# Short task
Reproduce the material below line for line with no changes, leaving out the pictures.

# Extracted material
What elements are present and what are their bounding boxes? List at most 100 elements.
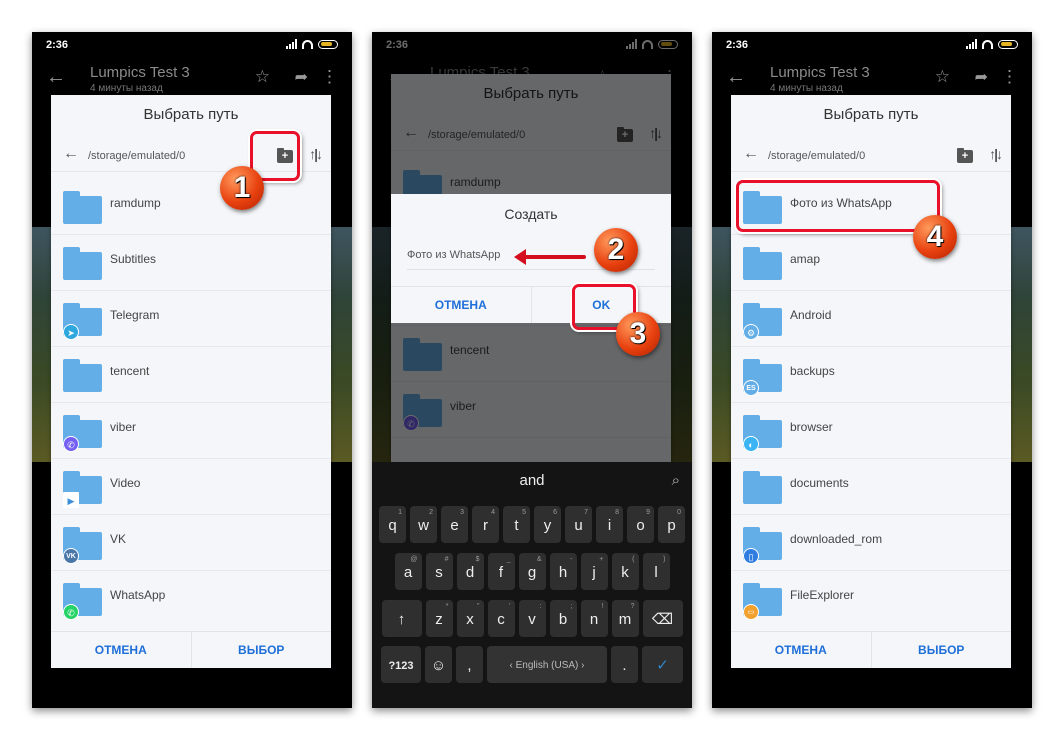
share-icon[interactable]: ➦ bbox=[975, 67, 988, 87]
folder-icon: ◐ bbox=[743, 415, 782, 452]
key[interactable]: :v bbox=[518, 600, 546, 637]
folder-row[interactable]: ✆ WhatsApp bbox=[51, 571, 331, 626]
key[interactable]: $ d bbox=[456, 553, 484, 590]
folder-row[interactable]: VK VK bbox=[51, 515, 331, 571]
sort-icon[interactable]: ↑|↓ bbox=[989, 146, 1003, 162]
share-icon[interactable]: ➦ bbox=[295, 67, 308, 87]
dialog-footer: ОТМЕНА ВЫБОР bbox=[731, 631, 1011, 668]
enter-key[interactable]: ✓ bbox=[642, 646, 683, 683]
symbols-key[interactable]: ?123 bbox=[381, 646, 421, 683]
key[interactable]: " x bbox=[456, 600, 484, 637]
wifi-icon bbox=[302, 39, 313, 49]
key[interactable]: -h bbox=[549, 553, 577, 590]
key[interactable]: ) l bbox=[642, 553, 670, 590]
suggestion-bar[interactable]: and bbox=[372, 462, 692, 500]
create-title: Создать bbox=[504, 206, 558, 222]
key[interactable]: @ a bbox=[394, 553, 422, 590]
new-folder-icon[interactable]: + bbox=[957, 148, 973, 163]
cancel-button[interactable]: ОТМЕНА bbox=[731, 632, 872, 668]
key[interactable]: 0p bbox=[658, 506, 685, 543]
key[interactable]: _ f bbox=[487, 553, 515, 590]
folder-row[interactable]: tencent bbox=[51, 347, 331, 403]
folder-row[interactable]: ES backups bbox=[731, 347, 1011, 403]
key[interactable]: ! n bbox=[580, 600, 608, 637]
folder-icon: ✆ bbox=[63, 415, 102, 452]
file-explorer-icon: ▭ bbox=[743, 604, 759, 620]
step-badge-4: 4 bbox=[913, 215, 957, 259]
folder-row[interactable]: amap bbox=[731, 235, 1011, 291]
select-button[interactable]: ВЫБОР bbox=[192, 632, 332, 668]
path-back-icon[interactable]: ← bbox=[63, 145, 79, 163]
emoji-key[interactable]: ☺ bbox=[425, 646, 452, 683]
folder-icon: ⚙ bbox=[743, 303, 782, 340]
key[interactable]: 1q bbox=[379, 506, 406, 543]
folder-row[interactable]: documents bbox=[731, 459, 1011, 515]
key[interactable]: ; b bbox=[549, 600, 577, 637]
cancel-button[interactable]: ОТМЕНА bbox=[391, 287, 532, 323]
folder-name: Subtitles bbox=[110, 252, 157, 266]
folder-row[interactable]: ◐ browser bbox=[731, 403, 1011, 459]
folder-row[interactable]: ▶ Video bbox=[51, 459, 331, 515]
star-icon[interactable]: ☆ bbox=[255, 67, 270, 87]
dialog-title: Выбрать путь bbox=[143, 106, 239, 123]
wifi-icon bbox=[982, 39, 993, 49]
back-arrow-icon[interactable]: ← bbox=[726, 66, 746, 89]
key[interactable]: * z bbox=[425, 600, 453, 637]
folder-row[interactable]: Subtitles bbox=[51, 235, 331, 291]
star-icon[interactable]: ☆ bbox=[935, 67, 950, 87]
dialog-title: Выбрать путь bbox=[823, 106, 919, 123]
folder-icon: ▭ bbox=[743, 583, 782, 620]
key[interactable]: & g bbox=[518, 553, 546, 590]
more-icon[interactable]: ⋮ bbox=[1001, 67, 1018, 87]
comma-key[interactable]: , bbox=[456, 646, 483, 683]
sort-icon[interactable]: ↑|↓ bbox=[309, 146, 323, 162]
backspace-key[interactable]: ⌫ bbox=[642, 600, 683, 637]
whatsapp-icon: ✆ bbox=[63, 604, 79, 620]
search-icon[interactable]: ⌕ bbox=[672, 472, 680, 489]
key[interactable]: + j bbox=[580, 553, 608, 590]
key[interactable]: 8i bbox=[596, 506, 623, 543]
folder-name: browser bbox=[790, 420, 833, 434]
folder-icon: ▶ bbox=[63, 471, 102, 508]
folder-icon bbox=[743, 247, 782, 280]
folder-row[interactable]: ramdump bbox=[51, 179, 331, 235]
key[interactable]: 9o bbox=[627, 506, 654, 543]
folder-row[interactable]: ⚙ Android bbox=[731, 291, 1011, 347]
folder-name: Telegram bbox=[110, 308, 160, 322]
key[interactable]: 5t bbox=[503, 506, 530, 543]
folder-icon: ES bbox=[743, 359, 782, 396]
folder-name: documents bbox=[790, 476, 849, 490]
app-subtitle: 4 минуты назад bbox=[770, 83, 843, 94]
folder-row[interactable]: ▭ FileExplorer bbox=[731, 571, 1011, 626]
key[interactable]: # s bbox=[425, 553, 453, 590]
cancel-button[interactable]: ОТМЕНА bbox=[51, 632, 192, 668]
key[interactable]: 7u bbox=[565, 506, 592, 543]
key[interactable]: ? m bbox=[611, 600, 639, 637]
folder-name: viber bbox=[110, 420, 137, 434]
es-explorer-icon: ES bbox=[743, 380, 759, 396]
key[interactable]: 2w bbox=[410, 506, 437, 543]
key[interactable]: (k bbox=[611, 553, 639, 590]
folder-name: backups bbox=[790, 364, 835, 378]
folder-name: ramdump bbox=[110, 196, 161, 210]
folder-list: ramdump Subtitles ➤ Telegram tencent ✆ vib… bbox=[51, 179, 331, 626]
browser-icon: ◐ bbox=[743, 436, 759, 452]
rom-download-icon: ▯ bbox=[743, 548, 759, 564]
folder-row[interactable]: ➤ Telegram bbox=[51, 291, 331, 347]
back-arrow-icon[interactable]: ← bbox=[46, 66, 66, 89]
period-key[interactable]: . bbox=[611, 646, 638, 683]
folder-row[interactable]: ✆ viber bbox=[51, 403, 331, 459]
key[interactable]: 3e bbox=[441, 506, 468, 543]
phone-screen-2: 2:36 ← Lumpics Test 3 ☆ ➦ ⋮ Выбрать путь… bbox=[372, 32, 692, 708]
status-bar: 2:36 bbox=[712, 32, 1032, 58]
folder-row[interactable]: ▯ downloaded_rom bbox=[731, 515, 1011, 571]
current-path: /storage/emulated/0 bbox=[88, 150, 186, 162]
shift-key[interactable]: ↑ bbox=[381, 600, 422, 637]
space-key[interactable]: ‹ English (USA) › bbox=[487, 646, 607, 683]
key[interactable]: 6y bbox=[534, 506, 561, 543]
select-button[interactable]: ВЫБОР bbox=[872, 632, 1012, 668]
key[interactable]: 4r bbox=[472, 506, 499, 543]
more-icon[interactable]: ⋮ bbox=[321, 67, 338, 87]
path-back-icon[interactable]: ← bbox=[743, 145, 759, 163]
key[interactable]: ' c bbox=[487, 600, 515, 637]
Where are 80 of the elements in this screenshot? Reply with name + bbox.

# Answer to this exercise
What elements are present and what are their bounding boxes? List at most 100 elements.
share-icon[interactable]: ➦ bbox=[975, 67, 988, 87]
folder-icon: ◐ bbox=[743, 415, 782, 452]
key[interactable]: :v bbox=[518, 600, 546, 637]
folder-row[interactable]: ✆ WhatsApp bbox=[51, 571, 331, 626]
key[interactable]: $ d bbox=[456, 553, 484, 590]
folder-row[interactable]: VK VK bbox=[51, 515, 331, 571]
sort-icon[interactable]: ↑|↓ bbox=[989, 146, 1003, 162]
share-icon[interactable]: ➦ bbox=[295, 67, 308, 87]
dialog-footer: ОТМЕНА ВЫБОР bbox=[731, 631, 1011, 668]
enter-key[interactable]: ✓ bbox=[642, 646, 683, 683]
symbols-key[interactable]: ?123 bbox=[381, 646, 421, 683]
key[interactable]: " x bbox=[456, 600, 484, 637]
wifi-icon bbox=[302, 39, 313, 49]
key[interactable]: -h bbox=[549, 553, 577, 590]
key[interactable]: ) l bbox=[642, 553, 670, 590]
suggestion-bar[interactable]: and bbox=[372, 462, 692, 500]
create-title: Создать bbox=[504, 206, 558, 222]
key[interactable]: @ a bbox=[394, 553, 422, 590]
new-folder-icon[interactable]: + bbox=[957, 148, 973, 163]
cancel-button[interactable]: ОТМЕНА bbox=[731, 632, 872, 668]
key[interactable]: 0p bbox=[658, 506, 685, 543]
key[interactable]: _ f bbox=[487, 553, 515, 590]
folder-row[interactable]: tencent bbox=[51, 347, 331, 403]
folder-row[interactable]: ES backups bbox=[731, 347, 1011, 403]
key[interactable]: ! n bbox=[580, 600, 608, 637]
folder-icon: ✆ bbox=[63, 415, 102, 452]
file-explorer-icon: ▭ bbox=[743, 604, 759, 620]
step-badge-4: 4 bbox=[913, 215, 957, 259]
folder-row[interactable]: amap bbox=[731, 235, 1011, 291]
select-button[interactable]: ВЫБОР bbox=[192, 632, 332, 668]
path-back-icon[interactable]: ← bbox=[63, 145, 79, 163]
emoji-key[interactable]: ☺ bbox=[425, 646, 452, 683]
folder-icon: ⚙ bbox=[743, 303, 782, 340]
key[interactable]: 1q bbox=[379, 506, 406, 543]
folder-row[interactable]: documents bbox=[731, 459, 1011, 515]
key[interactable]: ; b bbox=[549, 600, 577, 637]
cancel-button[interactable]: ОТМЕНА bbox=[391, 287, 532, 323]
folder-name: Subtitles bbox=[110, 252, 157, 266]
folder-row[interactable]: ◐ browser bbox=[731, 403, 1011, 459]
folder-row[interactable]: ▶ Video bbox=[51, 459, 331, 515]
star-icon[interactable]: ☆ bbox=[255, 67, 270, 87]
dialog-title: Выбрать путь bbox=[143, 106, 239, 123]
wifi-icon bbox=[982, 39, 993, 49]
back-arrow-icon[interactable]: ← bbox=[726, 66, 746, 89]
key[interactable]: * z bbox=[425, 600, 453, 637]
folder-row[interactable]: Subtitles bbox=[51, 235, 331, 291]
star-icon[interactable]: ☆ bbox=[935, 67, 950, 87]
dialog-title: Выбрать путь bbox=[823, 106, 919, 123]
folder-icon: ▭ bbox=[743, 583, 782, 620]
key[interactable]: & g bbox=[518, 553, 546, 590]
more-icon[interactable]: ⋮ bbox=[1001, 67, 1018, 87]
comma-key[interactable]: , bbox=[456, 646, 483, 683]
sort-icon[interactable]: ↑|↓ bbox=[309, 146, 323, 162]
backspace-key[interactable]: ⌫ bbox=[642, 600, 683, 637]
whatsapp-icon: ✆ bbox=[63, 604, 79, 620]
search-icon[interactable]: ⌕ bbox=[672, 472, 680, 489]
key[interactable]: + j bbox=[580, 553, 608, 590]
key[interactable]: 8i bbox=[596, 506, 623, 543]
folder-name: browser bbox=[790, 420, 833, 434]
folder-icon: ▶ bbox=[63, 471, 102, 508]
folder-icon bbox=[743, 247, 782, 280]
folder-row[interactable]: ramdump bbox=[51, 179, 331, 235]
key[interactable]: 9o bbox=[627, 506, 654, 543]
folder-row[interactable]: ⚙ Android bbox=[731, 291, 1011, 347]
folder-name: Telegram bbox=[110, 308, 160, 322]
key[interactable]: 5t bbox=[503, 506, 530, 543]
folder-icon: ES bbox=[743, 359, 782, 396]
folder-name: documents bbox=[790, 476, 849, 490]
app-subtitle: 4 минуты назад bbox=[770, 83, 843, 94]
folder-row[interactable]: ▭ FileExplorer bbox=[731, 571, 1011, 626]
key[interactable]: # s bbox=[425, 553, 453, 590]
cancel-button[interactable]: ОТМЕНА bbox=[51, 632, 192, 668]
key[interactable]: 7u bbox=[565, 506, 592, 543]
key[interactable]: ? m bbox=[611, 600, 639, 637]
folder-name: viber bbox=[110, 420, 137, 434]
es-explorer-icon: ES bbox=[743, 380, 759, 396]
key[interactable]: 2w bbox=[410, 506, 437, 543]
key[interactable]: (k bbox=[611, 553, 639, 590]
folder-name: backups bbox=[790, 364, 835, 378]
folder-name: ramdump bbox=[110, 196, 161, 210]
folder-list: ramdump Subtitles ➤ Telegram tencent ✆ vib… bbox=[51, 179, 331, 626]
browser-icon: ◐ bbox=[743, 436, 759, 452]
rom-download-icon: ▯ bbox=[743, 548, 759, 564]
folder-row[interactable]: ➤ Telegram bbox=[51, 291, 331, 347]
back-arrow-icon[interactable]: ← bbox=[46, 66, 66, 89]
period-key[interactable]: . bbox=[611, 646, 638, 683]
folder-row[interactable]: ✆ viber bbox=[51, 403, 331, 459]
key[interactable]: 3e bbox=[441, 506, 468, 543]
phone-screen-2: 2:36 ← Lumpics Test 3 ☆ ➦ ⋮ Выбрать путь… bbox=[372, 32, 692, 708]
status-bar: 2:36 bbox=[712, 32, 1032, 58]
folder-row[interactable]: ▯ downloaded_rom bbox=[731, 515, 1011, 571]
current-path: /storage/emulated/0 bbox=[88, 150, 186, 162]
shift-key[interactable]: ↑ bbox=[381, 600, 422, 637]
space-key[interactable]: ‹ English (USA) › bbox=[487, 646, 607, 683]
key[interactable]: 6y bbox=[534, 506, 561, 543]
select-button[interactable]: ВЫБОР bbox=[872, 632, 1012, 668]
key[interactable]: 4r bbox=[472, 506, 499, 543]
more-icon[interactable]: ⋮ bbox=[321, 67, 338, 87]
path-back-icon[interactable]: ← bbox=[743, 145, 759, 163]
key[interactable]: ' c bbox=[487, 600, 515, 637]
Where are 80 of the elements in this screenshot? Reply with name + bbox.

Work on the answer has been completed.